───── Provided data

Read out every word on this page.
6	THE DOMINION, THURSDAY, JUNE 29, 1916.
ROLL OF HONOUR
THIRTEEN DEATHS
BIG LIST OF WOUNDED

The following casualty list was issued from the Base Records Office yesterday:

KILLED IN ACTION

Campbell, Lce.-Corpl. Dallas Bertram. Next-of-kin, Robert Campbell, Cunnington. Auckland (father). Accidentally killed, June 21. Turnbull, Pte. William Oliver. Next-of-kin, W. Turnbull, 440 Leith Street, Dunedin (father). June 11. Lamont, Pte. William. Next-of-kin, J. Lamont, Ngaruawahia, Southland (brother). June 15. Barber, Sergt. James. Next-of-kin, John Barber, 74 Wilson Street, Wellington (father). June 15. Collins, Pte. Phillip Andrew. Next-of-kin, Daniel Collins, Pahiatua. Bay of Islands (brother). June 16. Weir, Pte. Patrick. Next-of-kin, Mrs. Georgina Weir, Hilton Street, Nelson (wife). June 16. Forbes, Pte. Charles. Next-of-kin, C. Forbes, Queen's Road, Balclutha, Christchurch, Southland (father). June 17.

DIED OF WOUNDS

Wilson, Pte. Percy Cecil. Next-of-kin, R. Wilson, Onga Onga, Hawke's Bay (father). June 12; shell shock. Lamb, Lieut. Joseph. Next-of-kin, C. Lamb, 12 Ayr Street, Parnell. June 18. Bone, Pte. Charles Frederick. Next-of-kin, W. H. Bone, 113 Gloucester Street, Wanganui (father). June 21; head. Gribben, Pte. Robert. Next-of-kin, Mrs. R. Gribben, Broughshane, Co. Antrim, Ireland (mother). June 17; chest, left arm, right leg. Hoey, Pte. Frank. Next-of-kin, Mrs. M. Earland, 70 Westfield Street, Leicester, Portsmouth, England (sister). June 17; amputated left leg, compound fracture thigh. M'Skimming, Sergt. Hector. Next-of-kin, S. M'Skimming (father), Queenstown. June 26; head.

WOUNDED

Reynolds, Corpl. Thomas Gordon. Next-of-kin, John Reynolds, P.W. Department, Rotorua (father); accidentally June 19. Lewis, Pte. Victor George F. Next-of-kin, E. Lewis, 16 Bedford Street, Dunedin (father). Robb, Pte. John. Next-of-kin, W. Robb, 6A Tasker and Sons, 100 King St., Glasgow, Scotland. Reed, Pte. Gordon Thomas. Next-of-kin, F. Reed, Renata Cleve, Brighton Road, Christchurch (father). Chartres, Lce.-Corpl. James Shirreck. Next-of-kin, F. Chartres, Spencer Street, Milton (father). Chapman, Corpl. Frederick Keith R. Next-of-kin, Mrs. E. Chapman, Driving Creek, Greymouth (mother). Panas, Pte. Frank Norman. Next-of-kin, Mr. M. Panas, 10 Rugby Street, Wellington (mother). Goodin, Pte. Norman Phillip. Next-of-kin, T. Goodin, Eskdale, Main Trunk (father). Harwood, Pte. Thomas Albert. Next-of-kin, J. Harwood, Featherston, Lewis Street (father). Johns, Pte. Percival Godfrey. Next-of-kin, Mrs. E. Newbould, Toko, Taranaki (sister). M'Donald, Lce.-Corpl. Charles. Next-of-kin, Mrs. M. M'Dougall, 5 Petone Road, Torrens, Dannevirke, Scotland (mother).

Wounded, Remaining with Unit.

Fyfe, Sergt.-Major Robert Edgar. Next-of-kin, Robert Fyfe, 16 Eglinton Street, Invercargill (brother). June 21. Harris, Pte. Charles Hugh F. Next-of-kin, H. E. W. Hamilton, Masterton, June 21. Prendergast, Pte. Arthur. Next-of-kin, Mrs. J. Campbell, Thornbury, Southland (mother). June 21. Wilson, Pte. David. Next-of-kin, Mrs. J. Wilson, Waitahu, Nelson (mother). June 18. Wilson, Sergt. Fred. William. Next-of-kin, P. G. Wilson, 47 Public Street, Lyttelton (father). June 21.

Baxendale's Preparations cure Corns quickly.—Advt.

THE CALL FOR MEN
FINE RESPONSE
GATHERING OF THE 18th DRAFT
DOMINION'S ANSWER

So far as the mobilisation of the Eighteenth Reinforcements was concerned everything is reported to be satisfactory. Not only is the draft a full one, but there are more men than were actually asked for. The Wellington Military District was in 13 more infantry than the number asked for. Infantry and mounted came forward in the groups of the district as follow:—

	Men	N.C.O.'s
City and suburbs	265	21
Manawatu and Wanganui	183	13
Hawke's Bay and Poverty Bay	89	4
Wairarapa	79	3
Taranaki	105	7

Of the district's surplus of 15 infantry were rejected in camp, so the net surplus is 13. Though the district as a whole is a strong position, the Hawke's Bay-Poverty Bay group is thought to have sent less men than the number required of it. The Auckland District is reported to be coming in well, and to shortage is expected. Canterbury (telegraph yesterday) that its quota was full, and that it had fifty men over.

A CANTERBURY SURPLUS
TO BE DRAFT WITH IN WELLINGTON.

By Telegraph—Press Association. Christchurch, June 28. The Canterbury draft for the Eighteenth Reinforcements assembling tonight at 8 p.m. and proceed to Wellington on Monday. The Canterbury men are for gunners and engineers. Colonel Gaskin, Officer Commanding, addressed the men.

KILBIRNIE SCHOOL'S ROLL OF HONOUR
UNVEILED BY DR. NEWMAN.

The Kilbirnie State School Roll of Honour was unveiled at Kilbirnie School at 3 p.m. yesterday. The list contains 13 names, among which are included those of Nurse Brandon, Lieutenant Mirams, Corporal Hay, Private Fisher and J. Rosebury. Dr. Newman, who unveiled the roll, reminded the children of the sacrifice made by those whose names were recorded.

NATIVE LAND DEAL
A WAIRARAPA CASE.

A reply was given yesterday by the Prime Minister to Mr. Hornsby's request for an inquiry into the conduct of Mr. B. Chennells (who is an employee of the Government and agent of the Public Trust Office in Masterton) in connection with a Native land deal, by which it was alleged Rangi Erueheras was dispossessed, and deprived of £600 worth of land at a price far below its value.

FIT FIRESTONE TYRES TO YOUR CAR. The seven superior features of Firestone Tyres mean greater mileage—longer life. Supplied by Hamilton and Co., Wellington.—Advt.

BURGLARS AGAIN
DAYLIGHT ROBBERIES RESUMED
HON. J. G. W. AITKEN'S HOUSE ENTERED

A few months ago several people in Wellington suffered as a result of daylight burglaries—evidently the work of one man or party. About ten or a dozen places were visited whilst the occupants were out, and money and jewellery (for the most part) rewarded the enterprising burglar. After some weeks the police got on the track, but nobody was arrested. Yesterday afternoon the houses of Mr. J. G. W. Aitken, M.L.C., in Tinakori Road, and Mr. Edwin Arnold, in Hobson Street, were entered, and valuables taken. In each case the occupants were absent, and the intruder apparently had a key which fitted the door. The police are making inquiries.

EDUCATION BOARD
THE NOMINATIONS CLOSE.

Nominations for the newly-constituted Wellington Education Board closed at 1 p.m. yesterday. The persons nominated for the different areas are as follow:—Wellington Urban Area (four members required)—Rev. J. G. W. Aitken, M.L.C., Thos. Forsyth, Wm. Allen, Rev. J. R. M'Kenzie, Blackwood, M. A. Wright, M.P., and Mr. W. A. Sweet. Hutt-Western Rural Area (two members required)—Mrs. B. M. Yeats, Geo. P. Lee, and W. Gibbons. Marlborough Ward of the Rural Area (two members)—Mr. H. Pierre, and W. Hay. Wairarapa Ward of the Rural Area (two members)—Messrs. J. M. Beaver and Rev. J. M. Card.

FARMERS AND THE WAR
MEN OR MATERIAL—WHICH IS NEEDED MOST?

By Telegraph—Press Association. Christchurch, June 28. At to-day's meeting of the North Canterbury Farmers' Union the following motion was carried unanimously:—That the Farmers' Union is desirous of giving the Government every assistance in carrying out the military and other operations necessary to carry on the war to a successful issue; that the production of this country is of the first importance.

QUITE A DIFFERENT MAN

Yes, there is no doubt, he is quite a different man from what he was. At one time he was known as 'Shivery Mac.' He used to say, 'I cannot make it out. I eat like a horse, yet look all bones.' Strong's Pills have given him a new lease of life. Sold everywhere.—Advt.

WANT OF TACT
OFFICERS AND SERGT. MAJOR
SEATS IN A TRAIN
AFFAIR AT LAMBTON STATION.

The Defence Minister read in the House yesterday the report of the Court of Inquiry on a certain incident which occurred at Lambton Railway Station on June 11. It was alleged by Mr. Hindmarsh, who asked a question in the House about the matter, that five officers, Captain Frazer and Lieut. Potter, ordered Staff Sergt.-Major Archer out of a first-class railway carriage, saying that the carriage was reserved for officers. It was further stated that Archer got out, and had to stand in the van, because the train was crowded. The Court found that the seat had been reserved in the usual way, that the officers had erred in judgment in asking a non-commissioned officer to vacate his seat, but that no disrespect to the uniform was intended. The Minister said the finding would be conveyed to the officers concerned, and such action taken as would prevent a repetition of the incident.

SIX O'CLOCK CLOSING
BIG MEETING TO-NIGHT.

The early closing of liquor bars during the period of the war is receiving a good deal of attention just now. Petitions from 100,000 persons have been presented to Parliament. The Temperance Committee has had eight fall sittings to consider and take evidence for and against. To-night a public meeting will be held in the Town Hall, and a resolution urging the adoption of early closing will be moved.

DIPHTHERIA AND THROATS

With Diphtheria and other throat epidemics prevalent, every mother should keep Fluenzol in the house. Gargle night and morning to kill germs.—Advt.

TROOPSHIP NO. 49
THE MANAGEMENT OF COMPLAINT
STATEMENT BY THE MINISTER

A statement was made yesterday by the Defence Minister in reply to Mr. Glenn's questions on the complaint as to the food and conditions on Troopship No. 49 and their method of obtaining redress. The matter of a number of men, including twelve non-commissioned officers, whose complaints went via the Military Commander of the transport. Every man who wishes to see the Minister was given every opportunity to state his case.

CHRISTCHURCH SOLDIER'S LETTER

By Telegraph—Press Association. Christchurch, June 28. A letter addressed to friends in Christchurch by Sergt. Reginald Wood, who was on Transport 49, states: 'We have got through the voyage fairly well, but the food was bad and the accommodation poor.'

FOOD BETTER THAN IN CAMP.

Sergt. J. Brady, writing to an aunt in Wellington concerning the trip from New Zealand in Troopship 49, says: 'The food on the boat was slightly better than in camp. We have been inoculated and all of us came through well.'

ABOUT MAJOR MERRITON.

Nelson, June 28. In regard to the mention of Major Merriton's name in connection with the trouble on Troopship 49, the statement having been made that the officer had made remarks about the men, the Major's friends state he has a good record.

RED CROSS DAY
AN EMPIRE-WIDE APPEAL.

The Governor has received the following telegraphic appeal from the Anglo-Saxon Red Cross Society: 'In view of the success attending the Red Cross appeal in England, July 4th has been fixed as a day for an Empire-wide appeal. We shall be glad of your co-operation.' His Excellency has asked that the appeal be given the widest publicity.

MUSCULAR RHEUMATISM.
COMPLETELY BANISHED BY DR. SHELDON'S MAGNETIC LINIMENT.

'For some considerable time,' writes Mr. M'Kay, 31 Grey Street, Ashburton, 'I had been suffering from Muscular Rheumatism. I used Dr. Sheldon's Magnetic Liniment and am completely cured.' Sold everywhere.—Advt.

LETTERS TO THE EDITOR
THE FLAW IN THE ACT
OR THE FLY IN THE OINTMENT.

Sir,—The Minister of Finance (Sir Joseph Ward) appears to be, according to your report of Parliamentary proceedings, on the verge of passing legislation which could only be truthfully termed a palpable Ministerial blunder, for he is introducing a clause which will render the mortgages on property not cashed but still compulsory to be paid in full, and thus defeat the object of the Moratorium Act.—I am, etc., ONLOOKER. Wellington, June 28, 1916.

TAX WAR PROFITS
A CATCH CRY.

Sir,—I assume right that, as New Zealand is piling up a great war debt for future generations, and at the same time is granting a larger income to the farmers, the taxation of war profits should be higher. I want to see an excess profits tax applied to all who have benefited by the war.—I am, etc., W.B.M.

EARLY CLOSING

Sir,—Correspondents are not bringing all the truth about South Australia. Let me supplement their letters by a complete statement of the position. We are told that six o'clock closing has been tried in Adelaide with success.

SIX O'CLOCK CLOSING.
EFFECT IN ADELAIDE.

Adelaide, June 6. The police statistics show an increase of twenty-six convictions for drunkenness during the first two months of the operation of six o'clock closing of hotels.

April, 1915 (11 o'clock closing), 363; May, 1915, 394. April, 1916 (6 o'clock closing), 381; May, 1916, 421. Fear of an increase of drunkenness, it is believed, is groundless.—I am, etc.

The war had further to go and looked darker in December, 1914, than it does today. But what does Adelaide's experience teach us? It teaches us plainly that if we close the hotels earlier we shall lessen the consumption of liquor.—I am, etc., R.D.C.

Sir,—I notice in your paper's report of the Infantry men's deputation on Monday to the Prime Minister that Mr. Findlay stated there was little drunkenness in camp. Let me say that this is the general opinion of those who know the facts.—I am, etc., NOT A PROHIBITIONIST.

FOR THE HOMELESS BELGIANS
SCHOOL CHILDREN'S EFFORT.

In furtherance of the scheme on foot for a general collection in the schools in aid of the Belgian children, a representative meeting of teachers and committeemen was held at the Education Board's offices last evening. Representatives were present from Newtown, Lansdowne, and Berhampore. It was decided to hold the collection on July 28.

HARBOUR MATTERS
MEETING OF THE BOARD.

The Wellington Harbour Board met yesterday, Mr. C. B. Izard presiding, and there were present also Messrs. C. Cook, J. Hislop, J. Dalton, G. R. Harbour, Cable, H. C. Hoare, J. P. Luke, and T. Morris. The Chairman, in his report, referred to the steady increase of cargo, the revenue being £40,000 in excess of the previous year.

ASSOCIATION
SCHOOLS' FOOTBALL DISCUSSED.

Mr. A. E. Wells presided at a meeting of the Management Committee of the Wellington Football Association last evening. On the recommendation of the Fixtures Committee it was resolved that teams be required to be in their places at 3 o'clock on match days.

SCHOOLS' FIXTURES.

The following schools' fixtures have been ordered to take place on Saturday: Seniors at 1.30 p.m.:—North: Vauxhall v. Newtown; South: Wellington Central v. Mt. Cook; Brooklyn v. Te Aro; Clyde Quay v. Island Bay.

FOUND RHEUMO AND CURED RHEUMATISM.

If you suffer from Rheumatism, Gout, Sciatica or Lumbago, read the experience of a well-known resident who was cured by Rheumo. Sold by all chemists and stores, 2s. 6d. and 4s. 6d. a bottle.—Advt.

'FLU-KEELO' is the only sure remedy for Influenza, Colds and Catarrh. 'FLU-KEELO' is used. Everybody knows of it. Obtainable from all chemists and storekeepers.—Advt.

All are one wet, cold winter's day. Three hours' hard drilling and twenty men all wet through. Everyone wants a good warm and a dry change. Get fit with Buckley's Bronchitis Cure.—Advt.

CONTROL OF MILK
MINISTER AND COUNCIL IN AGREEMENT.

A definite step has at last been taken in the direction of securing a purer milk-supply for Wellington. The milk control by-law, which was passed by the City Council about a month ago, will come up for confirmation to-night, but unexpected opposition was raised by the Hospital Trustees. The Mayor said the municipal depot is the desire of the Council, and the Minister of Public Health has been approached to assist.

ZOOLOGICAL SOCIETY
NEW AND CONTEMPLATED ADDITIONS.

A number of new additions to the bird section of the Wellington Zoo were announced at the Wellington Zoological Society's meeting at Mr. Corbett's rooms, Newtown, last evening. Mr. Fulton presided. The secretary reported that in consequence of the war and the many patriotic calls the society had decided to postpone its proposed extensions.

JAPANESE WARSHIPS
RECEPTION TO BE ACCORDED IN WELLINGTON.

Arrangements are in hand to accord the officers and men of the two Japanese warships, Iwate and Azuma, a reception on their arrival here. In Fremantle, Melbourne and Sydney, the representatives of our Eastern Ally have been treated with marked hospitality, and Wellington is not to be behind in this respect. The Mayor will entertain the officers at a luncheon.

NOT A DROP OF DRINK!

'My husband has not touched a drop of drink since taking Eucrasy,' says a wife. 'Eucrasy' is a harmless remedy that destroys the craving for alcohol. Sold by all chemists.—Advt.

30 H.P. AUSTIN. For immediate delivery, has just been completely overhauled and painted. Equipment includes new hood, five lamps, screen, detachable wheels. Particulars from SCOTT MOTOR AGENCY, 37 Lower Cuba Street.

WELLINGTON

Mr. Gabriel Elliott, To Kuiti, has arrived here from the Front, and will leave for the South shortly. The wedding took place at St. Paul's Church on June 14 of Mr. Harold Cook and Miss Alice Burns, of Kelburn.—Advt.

──────────

◆ **Task statement**
Copy out every line that includes the word "time".

◆ **Solution**
Yes, there is no doubt, he is quite a different man from what he was. At one time he was known as 'Shivery Mac.' He used to say, 'I cannot make it out. I eat like a horse, yet look all bones.' Strong's Pills have given him a new lease of life. Sold everywhere.—Advt.
'For some considerable time,' writes Mr. M'Kay, 31 Grey Street, Ashburton, 'I had been suffering from Muscular Rheumatism. I used Dr. Sheldon's Magnetic Liniment and am completely cured.' Sold everywhere.—Advt.
Sir,—I assume right that, as New Zealand is piling up a great war debt for future generations, and at the same time is granting a larger income to the farmers, the taxation of war profits should be higher. I want to see an excess profits tax applied to all who have benefited by the war.—I am, etc., W.B.M.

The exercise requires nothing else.